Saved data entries
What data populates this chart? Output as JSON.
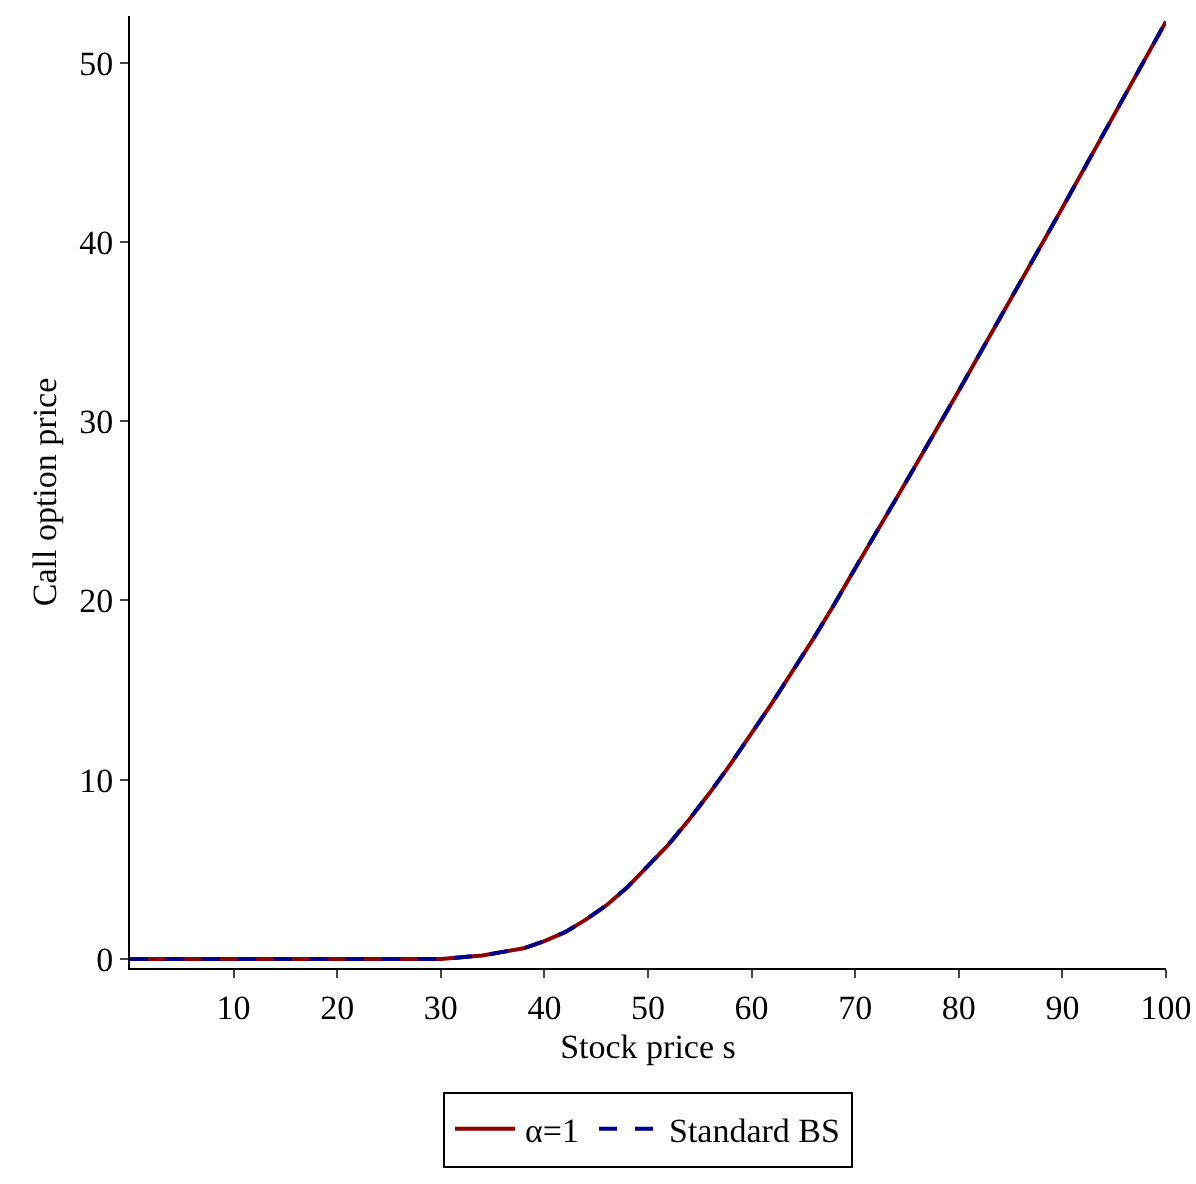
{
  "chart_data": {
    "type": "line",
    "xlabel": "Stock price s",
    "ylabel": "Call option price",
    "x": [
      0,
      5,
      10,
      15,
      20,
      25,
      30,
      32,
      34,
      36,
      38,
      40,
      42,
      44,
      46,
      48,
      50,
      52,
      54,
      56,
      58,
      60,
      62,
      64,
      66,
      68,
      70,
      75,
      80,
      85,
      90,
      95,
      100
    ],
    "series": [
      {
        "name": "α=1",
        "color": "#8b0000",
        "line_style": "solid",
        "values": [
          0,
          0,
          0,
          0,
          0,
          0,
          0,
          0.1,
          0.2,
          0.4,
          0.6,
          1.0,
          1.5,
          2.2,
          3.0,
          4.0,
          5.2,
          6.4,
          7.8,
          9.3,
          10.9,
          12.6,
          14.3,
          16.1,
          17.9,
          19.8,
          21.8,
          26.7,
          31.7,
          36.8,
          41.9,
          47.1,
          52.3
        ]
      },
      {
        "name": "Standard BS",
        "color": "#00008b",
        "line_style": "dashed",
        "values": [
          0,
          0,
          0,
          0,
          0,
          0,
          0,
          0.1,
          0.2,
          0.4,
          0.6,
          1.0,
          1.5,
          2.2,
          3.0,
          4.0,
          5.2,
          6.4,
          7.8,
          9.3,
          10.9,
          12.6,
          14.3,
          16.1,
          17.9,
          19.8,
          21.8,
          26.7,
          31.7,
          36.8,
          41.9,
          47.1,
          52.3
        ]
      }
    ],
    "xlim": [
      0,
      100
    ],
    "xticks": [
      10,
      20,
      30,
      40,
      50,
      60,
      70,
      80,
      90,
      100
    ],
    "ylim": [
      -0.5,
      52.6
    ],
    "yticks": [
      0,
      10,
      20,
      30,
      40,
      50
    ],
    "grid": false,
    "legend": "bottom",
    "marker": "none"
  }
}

> PROBLEM DESCRIPTION
Copy out each line in the listing that has the word "price".

> ANSWER TO THIS EXERCISE
    "xlabel": "Stock price s",
    "ylabel": "Call option price",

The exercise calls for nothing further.